Every line in the data below that has the word "Intensity" should be returned.

Extracted material: Begin

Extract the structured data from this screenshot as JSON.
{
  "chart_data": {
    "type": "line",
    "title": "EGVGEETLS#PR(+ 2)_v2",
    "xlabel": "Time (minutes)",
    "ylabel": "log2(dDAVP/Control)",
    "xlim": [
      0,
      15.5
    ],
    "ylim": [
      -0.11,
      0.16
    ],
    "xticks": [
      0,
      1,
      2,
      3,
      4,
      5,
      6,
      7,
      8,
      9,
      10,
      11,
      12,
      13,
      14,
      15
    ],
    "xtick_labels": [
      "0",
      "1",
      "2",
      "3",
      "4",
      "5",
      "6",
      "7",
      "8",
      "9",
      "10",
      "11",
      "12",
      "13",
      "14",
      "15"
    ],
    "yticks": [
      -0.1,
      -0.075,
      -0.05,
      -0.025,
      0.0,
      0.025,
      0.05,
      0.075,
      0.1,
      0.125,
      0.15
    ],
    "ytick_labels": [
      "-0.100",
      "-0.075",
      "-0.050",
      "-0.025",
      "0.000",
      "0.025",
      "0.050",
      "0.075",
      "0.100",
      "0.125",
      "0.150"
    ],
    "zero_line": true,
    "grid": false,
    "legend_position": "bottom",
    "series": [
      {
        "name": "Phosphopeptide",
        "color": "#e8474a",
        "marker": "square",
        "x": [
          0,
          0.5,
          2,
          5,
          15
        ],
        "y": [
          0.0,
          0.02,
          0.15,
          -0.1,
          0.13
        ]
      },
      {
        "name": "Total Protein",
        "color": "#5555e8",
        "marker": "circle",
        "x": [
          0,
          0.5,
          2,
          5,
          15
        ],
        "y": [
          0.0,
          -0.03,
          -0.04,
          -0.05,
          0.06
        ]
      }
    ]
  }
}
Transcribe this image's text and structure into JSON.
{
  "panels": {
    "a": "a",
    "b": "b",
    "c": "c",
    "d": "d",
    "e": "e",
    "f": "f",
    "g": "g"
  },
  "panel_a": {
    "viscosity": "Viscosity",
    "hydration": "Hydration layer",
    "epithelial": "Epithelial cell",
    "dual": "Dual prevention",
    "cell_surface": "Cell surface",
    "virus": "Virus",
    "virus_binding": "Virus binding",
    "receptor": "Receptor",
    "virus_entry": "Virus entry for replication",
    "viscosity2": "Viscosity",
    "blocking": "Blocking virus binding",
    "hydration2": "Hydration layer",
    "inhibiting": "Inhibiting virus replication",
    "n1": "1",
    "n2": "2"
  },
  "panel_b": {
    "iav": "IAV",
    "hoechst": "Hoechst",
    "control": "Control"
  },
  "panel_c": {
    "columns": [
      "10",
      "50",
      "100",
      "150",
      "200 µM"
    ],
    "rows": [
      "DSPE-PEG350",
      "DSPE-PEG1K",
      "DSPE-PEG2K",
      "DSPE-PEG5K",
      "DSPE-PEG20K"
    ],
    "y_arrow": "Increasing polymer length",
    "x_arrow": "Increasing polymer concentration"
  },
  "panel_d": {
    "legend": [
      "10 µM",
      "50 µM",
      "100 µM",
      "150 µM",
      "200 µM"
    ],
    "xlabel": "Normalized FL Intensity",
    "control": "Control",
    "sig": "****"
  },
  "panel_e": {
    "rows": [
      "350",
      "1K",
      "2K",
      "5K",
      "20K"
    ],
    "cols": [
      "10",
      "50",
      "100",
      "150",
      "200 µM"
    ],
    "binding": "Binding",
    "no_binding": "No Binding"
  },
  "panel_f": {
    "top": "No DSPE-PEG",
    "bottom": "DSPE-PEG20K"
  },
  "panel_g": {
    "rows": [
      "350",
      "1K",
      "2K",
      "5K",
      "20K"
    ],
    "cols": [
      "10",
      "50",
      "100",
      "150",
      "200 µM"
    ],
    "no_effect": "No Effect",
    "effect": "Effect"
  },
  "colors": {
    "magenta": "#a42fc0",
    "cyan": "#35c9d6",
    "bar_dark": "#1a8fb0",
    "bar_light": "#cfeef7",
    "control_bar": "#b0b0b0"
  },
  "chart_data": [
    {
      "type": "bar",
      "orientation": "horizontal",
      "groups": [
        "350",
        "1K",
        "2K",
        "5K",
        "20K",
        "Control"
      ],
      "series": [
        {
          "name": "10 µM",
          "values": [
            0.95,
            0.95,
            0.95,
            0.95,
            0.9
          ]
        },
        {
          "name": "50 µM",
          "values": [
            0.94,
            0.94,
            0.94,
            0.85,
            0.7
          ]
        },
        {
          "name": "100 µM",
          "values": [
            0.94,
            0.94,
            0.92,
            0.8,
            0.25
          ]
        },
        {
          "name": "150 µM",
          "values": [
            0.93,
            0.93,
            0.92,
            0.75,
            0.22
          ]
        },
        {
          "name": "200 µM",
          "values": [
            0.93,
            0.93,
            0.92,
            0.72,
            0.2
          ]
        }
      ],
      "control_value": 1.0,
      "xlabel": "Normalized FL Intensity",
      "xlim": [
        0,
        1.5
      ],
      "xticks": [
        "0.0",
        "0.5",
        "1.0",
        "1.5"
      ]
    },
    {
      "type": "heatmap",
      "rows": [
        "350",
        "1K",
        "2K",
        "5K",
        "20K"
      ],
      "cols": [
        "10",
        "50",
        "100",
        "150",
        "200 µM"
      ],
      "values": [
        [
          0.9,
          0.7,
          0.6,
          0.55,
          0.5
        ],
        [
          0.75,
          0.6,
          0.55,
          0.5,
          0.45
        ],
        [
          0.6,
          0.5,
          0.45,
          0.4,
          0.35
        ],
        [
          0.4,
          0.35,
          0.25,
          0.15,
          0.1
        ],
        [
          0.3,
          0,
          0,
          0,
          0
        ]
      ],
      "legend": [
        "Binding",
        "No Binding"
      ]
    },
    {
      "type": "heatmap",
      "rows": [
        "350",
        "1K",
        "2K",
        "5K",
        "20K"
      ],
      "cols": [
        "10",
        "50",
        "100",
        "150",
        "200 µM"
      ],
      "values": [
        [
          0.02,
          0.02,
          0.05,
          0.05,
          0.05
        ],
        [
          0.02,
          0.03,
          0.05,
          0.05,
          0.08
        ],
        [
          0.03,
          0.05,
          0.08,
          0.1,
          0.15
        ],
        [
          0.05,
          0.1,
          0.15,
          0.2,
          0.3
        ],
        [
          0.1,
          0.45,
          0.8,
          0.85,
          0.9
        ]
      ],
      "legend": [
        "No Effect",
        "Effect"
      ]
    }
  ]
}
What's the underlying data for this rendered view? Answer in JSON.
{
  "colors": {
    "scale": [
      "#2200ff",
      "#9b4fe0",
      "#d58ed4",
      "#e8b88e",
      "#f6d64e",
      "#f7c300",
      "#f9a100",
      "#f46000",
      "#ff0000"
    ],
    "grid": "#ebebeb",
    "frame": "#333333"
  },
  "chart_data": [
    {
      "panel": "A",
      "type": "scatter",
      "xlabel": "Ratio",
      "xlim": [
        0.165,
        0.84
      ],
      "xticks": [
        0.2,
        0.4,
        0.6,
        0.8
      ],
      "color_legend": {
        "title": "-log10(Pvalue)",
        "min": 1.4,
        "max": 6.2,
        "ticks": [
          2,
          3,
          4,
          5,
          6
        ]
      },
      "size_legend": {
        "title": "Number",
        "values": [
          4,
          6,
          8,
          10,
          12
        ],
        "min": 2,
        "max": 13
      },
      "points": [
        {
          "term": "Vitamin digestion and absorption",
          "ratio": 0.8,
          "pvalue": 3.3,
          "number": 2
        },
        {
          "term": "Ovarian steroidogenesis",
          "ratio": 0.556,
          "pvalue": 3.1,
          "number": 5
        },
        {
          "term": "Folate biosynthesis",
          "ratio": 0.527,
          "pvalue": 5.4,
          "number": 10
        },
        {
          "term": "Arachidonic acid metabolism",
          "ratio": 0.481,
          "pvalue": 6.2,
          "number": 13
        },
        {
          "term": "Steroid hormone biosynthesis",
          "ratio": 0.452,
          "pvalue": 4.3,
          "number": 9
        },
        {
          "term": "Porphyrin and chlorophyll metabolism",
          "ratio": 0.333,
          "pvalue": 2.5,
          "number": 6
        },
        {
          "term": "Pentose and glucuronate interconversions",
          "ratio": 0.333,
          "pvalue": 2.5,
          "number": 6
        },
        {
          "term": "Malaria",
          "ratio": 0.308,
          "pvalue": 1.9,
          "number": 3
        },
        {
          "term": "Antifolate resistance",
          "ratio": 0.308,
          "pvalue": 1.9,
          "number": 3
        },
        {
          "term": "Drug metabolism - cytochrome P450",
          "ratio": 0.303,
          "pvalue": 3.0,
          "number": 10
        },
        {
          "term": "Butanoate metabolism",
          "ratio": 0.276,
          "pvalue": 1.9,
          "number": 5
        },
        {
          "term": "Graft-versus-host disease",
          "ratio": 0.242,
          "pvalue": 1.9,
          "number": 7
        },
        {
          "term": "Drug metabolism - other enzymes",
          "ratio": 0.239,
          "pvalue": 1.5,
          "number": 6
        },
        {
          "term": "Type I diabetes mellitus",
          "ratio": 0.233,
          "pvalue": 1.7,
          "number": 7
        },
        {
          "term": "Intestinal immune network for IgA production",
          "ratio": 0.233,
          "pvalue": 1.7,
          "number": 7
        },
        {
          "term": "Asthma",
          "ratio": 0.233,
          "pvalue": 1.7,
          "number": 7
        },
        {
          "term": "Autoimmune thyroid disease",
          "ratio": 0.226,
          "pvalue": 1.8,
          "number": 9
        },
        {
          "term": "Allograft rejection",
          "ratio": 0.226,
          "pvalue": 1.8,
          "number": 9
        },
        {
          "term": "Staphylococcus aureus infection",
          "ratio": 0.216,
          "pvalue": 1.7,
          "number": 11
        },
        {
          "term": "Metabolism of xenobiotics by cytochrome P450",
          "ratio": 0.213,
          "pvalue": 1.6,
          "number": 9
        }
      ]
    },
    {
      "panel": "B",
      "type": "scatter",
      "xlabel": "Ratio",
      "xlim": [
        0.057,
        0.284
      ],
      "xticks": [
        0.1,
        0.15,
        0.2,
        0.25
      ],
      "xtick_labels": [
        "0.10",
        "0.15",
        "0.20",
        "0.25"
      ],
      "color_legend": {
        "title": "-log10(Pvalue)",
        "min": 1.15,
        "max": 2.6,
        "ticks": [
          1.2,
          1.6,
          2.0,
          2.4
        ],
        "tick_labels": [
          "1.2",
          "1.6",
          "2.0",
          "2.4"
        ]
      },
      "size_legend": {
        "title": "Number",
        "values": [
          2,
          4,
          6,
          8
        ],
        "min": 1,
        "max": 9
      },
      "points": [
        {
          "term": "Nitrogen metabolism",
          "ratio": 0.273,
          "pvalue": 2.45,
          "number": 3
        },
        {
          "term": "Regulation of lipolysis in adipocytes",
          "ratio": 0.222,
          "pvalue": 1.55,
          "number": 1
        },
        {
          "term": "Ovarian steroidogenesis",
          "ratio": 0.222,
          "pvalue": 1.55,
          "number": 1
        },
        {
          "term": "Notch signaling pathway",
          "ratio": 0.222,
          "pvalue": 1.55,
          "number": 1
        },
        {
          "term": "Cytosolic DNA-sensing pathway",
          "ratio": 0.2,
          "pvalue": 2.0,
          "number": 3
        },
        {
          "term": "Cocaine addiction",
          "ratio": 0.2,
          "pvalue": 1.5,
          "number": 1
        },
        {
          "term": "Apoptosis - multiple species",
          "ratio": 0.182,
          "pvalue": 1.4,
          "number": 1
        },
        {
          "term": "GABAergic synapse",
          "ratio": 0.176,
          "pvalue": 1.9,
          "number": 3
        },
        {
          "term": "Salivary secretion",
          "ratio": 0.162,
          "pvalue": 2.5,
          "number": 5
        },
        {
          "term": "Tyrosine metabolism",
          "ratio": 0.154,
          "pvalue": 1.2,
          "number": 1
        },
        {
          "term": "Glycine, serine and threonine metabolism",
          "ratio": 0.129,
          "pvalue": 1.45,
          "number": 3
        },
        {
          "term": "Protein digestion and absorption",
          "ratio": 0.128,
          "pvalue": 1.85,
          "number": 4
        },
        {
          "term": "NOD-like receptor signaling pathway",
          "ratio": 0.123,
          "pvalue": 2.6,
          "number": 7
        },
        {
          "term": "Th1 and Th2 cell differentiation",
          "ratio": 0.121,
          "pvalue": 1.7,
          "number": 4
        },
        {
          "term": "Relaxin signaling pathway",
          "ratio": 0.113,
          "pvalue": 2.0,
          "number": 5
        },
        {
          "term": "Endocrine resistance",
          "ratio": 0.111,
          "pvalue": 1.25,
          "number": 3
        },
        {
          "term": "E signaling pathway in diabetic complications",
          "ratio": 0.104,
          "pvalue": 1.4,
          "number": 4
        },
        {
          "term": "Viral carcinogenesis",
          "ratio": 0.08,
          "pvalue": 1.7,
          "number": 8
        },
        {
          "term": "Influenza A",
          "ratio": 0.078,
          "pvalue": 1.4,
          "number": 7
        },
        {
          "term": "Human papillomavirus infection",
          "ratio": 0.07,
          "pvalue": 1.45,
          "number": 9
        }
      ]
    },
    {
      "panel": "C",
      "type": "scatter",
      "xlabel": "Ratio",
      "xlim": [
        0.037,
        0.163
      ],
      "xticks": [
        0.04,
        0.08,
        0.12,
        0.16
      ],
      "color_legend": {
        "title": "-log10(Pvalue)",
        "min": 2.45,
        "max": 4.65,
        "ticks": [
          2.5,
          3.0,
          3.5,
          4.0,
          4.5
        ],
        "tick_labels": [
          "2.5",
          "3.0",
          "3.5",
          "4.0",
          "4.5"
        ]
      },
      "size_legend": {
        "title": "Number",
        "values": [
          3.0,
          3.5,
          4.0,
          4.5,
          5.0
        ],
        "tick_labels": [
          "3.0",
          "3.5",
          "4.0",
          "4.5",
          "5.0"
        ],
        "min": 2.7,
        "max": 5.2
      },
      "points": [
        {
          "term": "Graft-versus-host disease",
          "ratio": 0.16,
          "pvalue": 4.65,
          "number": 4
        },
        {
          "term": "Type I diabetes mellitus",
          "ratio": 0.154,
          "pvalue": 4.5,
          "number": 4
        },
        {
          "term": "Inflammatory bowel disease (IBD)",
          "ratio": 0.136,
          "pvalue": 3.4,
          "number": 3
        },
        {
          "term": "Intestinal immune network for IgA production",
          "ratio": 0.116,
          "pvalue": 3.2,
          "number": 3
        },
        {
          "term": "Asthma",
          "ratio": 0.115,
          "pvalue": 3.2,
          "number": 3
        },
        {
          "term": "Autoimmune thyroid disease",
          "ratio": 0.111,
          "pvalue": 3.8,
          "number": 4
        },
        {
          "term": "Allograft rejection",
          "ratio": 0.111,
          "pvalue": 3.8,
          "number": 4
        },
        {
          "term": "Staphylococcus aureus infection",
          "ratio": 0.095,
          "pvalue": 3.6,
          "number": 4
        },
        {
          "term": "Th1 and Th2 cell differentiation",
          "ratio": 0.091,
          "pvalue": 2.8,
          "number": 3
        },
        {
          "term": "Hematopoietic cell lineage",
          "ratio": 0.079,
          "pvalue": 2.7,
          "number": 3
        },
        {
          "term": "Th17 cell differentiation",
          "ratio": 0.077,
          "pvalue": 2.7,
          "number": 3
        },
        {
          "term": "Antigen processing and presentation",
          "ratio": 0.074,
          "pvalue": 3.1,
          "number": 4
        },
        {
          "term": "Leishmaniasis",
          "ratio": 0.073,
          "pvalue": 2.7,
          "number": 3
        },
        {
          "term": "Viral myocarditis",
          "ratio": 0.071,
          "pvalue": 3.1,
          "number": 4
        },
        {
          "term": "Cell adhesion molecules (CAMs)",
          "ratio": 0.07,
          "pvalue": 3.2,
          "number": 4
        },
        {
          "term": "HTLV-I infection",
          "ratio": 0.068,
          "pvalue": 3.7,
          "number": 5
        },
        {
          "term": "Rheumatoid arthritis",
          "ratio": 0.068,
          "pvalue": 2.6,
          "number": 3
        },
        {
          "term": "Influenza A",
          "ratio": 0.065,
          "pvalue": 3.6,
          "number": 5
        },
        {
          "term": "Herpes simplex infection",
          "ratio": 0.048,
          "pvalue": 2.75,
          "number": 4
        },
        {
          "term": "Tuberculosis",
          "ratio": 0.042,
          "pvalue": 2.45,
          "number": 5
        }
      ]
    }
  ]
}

Extracted material: End

• Written solution:
    "xlabel": "Normalized FL Intensity",
      "xlabel": "Normalized FL Intensity",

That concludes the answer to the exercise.